Material to process start
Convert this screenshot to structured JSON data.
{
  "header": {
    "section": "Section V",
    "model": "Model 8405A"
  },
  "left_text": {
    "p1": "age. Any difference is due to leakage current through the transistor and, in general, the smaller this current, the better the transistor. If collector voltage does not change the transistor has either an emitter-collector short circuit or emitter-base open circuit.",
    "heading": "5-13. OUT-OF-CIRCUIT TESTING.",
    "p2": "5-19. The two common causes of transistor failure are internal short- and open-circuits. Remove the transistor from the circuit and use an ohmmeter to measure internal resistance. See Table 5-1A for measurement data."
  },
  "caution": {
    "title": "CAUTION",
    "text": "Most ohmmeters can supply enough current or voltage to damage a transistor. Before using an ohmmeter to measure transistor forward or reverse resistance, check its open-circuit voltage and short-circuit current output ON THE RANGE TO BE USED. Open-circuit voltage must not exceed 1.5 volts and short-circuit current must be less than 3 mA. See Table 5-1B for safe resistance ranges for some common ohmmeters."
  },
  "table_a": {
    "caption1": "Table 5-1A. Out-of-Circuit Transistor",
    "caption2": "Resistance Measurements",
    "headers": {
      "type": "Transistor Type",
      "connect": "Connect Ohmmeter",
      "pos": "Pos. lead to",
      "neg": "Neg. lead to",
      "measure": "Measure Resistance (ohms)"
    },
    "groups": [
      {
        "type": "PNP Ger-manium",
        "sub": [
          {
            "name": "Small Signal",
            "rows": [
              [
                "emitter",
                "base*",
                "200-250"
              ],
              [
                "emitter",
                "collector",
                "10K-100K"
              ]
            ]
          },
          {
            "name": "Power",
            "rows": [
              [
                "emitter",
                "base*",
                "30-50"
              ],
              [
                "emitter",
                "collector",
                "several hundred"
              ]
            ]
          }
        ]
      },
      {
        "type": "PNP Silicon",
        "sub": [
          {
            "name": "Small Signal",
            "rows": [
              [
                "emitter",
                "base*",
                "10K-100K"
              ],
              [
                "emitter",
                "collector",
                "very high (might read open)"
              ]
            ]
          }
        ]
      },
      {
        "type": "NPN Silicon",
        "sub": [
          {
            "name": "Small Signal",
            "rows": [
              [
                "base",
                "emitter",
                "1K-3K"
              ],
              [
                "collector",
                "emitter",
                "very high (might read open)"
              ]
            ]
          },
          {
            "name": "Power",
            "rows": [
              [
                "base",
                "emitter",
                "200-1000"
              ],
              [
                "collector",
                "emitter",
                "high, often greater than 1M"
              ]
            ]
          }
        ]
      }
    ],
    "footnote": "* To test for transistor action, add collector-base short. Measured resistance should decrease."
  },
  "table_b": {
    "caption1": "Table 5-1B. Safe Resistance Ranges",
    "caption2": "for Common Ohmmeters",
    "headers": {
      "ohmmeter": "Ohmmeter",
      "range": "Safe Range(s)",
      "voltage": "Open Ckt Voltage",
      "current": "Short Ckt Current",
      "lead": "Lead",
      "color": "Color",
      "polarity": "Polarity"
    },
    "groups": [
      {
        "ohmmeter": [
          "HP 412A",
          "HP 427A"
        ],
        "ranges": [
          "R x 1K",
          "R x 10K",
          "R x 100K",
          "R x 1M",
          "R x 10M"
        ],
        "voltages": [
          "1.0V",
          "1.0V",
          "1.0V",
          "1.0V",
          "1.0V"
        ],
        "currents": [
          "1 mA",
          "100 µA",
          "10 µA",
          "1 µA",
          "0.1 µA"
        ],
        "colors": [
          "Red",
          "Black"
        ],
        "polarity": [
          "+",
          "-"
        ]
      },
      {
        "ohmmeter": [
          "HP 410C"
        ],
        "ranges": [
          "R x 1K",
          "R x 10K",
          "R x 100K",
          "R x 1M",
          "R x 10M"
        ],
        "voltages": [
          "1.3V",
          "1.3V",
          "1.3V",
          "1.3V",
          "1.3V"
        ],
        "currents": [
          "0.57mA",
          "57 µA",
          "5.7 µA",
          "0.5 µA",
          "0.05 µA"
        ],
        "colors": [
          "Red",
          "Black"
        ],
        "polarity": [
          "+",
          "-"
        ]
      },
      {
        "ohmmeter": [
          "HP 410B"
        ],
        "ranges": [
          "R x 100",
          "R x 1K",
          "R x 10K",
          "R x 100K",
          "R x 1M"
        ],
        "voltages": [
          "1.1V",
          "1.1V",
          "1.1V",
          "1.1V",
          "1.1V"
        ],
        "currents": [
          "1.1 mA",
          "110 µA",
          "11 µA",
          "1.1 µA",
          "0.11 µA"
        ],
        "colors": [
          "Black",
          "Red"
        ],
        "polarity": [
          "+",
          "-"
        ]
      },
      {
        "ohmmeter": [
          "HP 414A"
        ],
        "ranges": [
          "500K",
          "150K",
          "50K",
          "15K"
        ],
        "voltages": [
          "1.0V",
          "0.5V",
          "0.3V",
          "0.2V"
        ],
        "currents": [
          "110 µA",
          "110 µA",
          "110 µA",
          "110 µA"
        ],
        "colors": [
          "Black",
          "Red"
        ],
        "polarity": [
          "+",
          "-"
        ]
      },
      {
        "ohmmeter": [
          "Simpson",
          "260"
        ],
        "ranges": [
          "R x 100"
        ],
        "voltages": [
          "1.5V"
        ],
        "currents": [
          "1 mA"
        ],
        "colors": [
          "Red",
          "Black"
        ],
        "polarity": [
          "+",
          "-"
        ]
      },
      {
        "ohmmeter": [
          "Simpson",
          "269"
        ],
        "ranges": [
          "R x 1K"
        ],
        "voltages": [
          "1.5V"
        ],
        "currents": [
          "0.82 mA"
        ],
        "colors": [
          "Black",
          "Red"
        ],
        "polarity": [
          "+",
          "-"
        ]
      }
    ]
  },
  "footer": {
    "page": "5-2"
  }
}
Material to process end
Challenge = Extract all lines as given.

Response for this exercise =
Convert this screenshot to structured JSON data.
{
  "header": {
    "section": "Section V",
    "model": "Model 8405A"
  },
  "left_text": {
    "p1": "age. Any difference is due to leakage current through the transistor and, in general, the smaller this current, the better the transistor. If collector voltage does not change the transistor has either an emitter-collector short circuit or emitter-base open circuit.",
    "heading": "5-13. OUT-OF-CIRCUIT TESTING.",
    "p2": "5-19. The two common causes of transistor failure are internal short- and open-circuits. Remove the transistor from the circuit and use an ohmmeter to measure internal resistance. See Table 5-1A for measurement data."
  },
  "caution": {
    "title": "CAUTION",
    "text": "Most ohmmeters can supply enough current or voltage to damage a transistor. Before using an ohmmeter to measure transistor forward or reverse resistance, check its open-circuit voltage and short-circuit current output ON THE RANGE TO BE USED. Open-circuit voltage must not exceed 1.5 volts and short-circuit current must be less than 3 mA. See Table 5-1B for safe resistance ranges for some common ohmmeters."
  },
  "table_a": {
    "caption1": "Table 5-1A. Out-of-Circuit Transistor",
    "caption2": "Resistance Measurements",
    "headers": {
      "type": "Transistor Type",
      "connect": "Connect Ohmmeter",
      "pos": "Pos. lead to",
      "neg": "Neg. lead to",
      "measure": "Measure Resistance (ohms)"
    },
    "groups": [
      {
        "type": "PNP Ger-manium",
        "sub": [
          {
            "name": "Small Signal",
            "rows": [
              [
                "emitter",
                "base*",
                "200-250"
              ],
              [
                "emitter",
                "collector",
                "10K-100K"
              ]
            ]
          },
          {
            "name": "Power",
            "rows": [
              [
                "emitter",
                "base*",
                "30-50"
              ],
              [
                "emitter",
                "collector",
                "several hundred"
              ]
            ]
          }
        ]
      },
      {
        "type": "PNP Silicon",
        "sub": [
          {
            "name": "Small Signal",
            "rows": [
              [
                "emitter",
                "base*",
                "10K-100K"
              ],
              [
                "emitter",
                "collector",
                "very high (might read open)"
              ]
            ]
          }
        ]
      },
      {
        "type": "NPN Silicon",
        "sub": [
          {
            "name": "Small Signal",
            "rows": [
              [
                "base",
                "emitter",
                "1K-3K"
              ],
              [
                "collector",
                "emitter",
                "very high (might read open)"
              ]
            ]
          },
          {
            "name": "Power",
            "rows": [
              [
                "base",
                "emitter",
                "200-1000"
              ],
              [
                "collector",
                "emitter",
                "high, often greater than 1M"
              ]
            ]
          }
        ]
      }
    ],
    "footnote": "* To test for transistor action, add collector-base short. Measured resistance should decrease."
  },
  "table_b": {
    "caption1": "Table 5-1B. Safe Resistance Ranges",
    "caption2": "for Common Ohmmeters",
    "headers": {
      "ohmmeter": "Ohmmeter",
      "range": "Safe Range(s)",
      "voltage": "Open Ckt Voltage",
      "current": "Short Ckt Current",
      "lead": "Lead",
      "color": "Color",
      "polarity": "Polarity"
    },
    "groups": [
      {
        "ohmmeter": [
          "HP 412A",
          "HP 427A"
        ],
        "ranges": [
          "R x 1K",
          "R x 10K",
          "R x 100K",
          "R x 1M",
          "R x 10M"
        ],
        "voltages": [
          "1.0V",
          "1.0V",
          "1.0V",
          "1.0V",
          "1.0V"
        ],
        "currents": [
          "1 mA",
          "100 µA",
          "10 µA",
          "1 µA",
          "0.1 µA"
        ],
        "colors": [
          "Red",
          "Black"
        ],
        "polarity": [
          "+",
          "-"
        ]
      },
      {
        "ohmmeter": [
          "HP 410C"
        ],
        "ranges": [
          "R x 1K",
          "R x 10K",
          "R x 100K",
          "R x 1M",
          "R x 10M"
        ],
        "voltages": [
          "1.3V",
          "1.3V",
          "1.3V",
          "1.3V",
          "1.3V"
        ],
        "currents": [
          "0.57mA",
          "57 µA",
          "5.7 µA",
          "0.5 µA",
          "0.05 µA"
        ],
        "colors": [
          "Red",
          "Black"
        ],
        "polarity": [
          "+",
          "-"
        ]
      },
      {
        "ohmmeter": [
          "HP 410B"
        ],
        "ranges": [
          "R x 100",
          "R x 1K",
          "R x 10K",
          "R x 100K",
          "R x 1M"
        ],
        "voltages": [
          "1.1V",
          "1.1V",
          "1.1V",
          "1.1V",
          "1.1V"
        ],
        "currents": [
          "1.1 mA",
          "110 µA",
          "11 µA",
          "1.1 µA",
          "0.11 µA"
        ],
        "colors": [
          "Black",
          "Red"
        ],
        "polarity": [
          "+",
          "-"
        ]
      },
      {
        "ohmmeter": [
          "HP 414A"
        ],
        "ranges": [
          "500K",
          "150K",
          "50K",
          "15K"
        ],
        "voltages": [
          "1.0V",
          "0.5V",
          "0.3V",
          "0.2V"
        ],
        "currents": [
          "110 µA",
          "110 µA",
          "110 µA",
          "110 µA"
        ],
        "colors": [
          "Black",
          "Red"
        ],
        "polarity": [
          "+",
          "-"
        ]
      },
      {
        "ohmmeter": [
          "Simpson",
          "260"
        ],
        "ranges": [
          "R x 100"
        ],
        "voltages": [
          "1.5V"
        ],
        "currents": [
          "1 mA"
        ],
        "colors": [
          "Red",
          "Black"
        ],
        "polarity": [
          "+",
          "-"
        ]
      },
      {
        "ohmmeter": [
          "Simpson",
          "269"
        ],
        "ranges": [
          "R x 1K"
        ],
        "voltages": [
          "1.5V"
        ],
        "currents": [
          "0.82 mA"
        ],
        "colors": [
          "Black",
          "Red"
        ],
        "polarity": [
          "+",
          "-"
        ]
      }
    ]
  },
  "footer": {
    "page": "5-2"
  }
}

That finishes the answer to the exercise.